%%
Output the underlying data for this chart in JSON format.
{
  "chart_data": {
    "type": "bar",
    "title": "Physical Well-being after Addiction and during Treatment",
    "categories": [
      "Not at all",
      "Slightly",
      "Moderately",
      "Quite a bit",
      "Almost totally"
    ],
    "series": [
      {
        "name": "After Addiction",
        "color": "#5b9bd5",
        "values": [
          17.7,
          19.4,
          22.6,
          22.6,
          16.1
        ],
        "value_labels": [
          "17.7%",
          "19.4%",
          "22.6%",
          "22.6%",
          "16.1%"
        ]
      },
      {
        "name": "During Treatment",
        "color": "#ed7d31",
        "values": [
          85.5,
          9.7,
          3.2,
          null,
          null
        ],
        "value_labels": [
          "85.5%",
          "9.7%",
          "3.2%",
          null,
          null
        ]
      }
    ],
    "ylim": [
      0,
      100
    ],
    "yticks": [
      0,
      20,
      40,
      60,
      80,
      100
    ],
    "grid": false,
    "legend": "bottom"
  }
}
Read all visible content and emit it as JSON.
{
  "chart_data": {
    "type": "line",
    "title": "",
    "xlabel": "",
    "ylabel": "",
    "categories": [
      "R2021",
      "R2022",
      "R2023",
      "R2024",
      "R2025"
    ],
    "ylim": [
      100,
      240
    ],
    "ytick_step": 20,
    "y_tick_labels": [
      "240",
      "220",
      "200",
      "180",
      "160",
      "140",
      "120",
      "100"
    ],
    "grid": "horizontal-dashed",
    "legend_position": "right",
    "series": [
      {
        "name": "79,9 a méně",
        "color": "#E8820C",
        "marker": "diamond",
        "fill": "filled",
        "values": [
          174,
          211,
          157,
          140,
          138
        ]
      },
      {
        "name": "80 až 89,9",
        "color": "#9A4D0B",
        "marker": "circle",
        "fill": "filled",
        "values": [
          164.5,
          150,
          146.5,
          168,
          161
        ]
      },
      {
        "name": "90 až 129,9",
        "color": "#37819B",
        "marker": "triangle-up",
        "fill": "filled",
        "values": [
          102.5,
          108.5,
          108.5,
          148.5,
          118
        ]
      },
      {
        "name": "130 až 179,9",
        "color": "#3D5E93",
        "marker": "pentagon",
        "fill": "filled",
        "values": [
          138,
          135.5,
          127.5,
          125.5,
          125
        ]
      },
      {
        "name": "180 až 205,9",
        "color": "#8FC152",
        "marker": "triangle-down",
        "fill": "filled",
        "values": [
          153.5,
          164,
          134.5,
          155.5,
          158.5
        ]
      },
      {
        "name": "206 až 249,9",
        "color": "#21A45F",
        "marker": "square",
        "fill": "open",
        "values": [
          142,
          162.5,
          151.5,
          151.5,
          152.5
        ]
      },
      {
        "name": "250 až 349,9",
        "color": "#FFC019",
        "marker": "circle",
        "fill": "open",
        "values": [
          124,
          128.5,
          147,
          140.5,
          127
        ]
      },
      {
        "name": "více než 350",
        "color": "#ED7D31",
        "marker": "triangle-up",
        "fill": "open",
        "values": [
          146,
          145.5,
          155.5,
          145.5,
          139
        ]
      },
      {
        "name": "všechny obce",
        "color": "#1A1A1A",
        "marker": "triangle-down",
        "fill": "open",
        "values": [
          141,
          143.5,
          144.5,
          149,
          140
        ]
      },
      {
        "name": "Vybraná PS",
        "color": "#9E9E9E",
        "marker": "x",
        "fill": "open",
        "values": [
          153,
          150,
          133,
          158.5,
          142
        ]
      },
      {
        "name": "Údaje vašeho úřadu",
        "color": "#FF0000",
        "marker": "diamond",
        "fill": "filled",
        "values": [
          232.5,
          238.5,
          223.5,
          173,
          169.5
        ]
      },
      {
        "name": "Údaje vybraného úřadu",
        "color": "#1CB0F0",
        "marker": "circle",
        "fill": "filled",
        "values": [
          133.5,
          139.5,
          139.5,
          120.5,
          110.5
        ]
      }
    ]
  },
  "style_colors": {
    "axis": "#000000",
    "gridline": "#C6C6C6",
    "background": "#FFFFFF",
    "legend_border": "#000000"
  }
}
%%
What you will do:
Go through the listing above line by line and say how many lines hold the word "Addiction". Reply with that number only.

Task solution:
2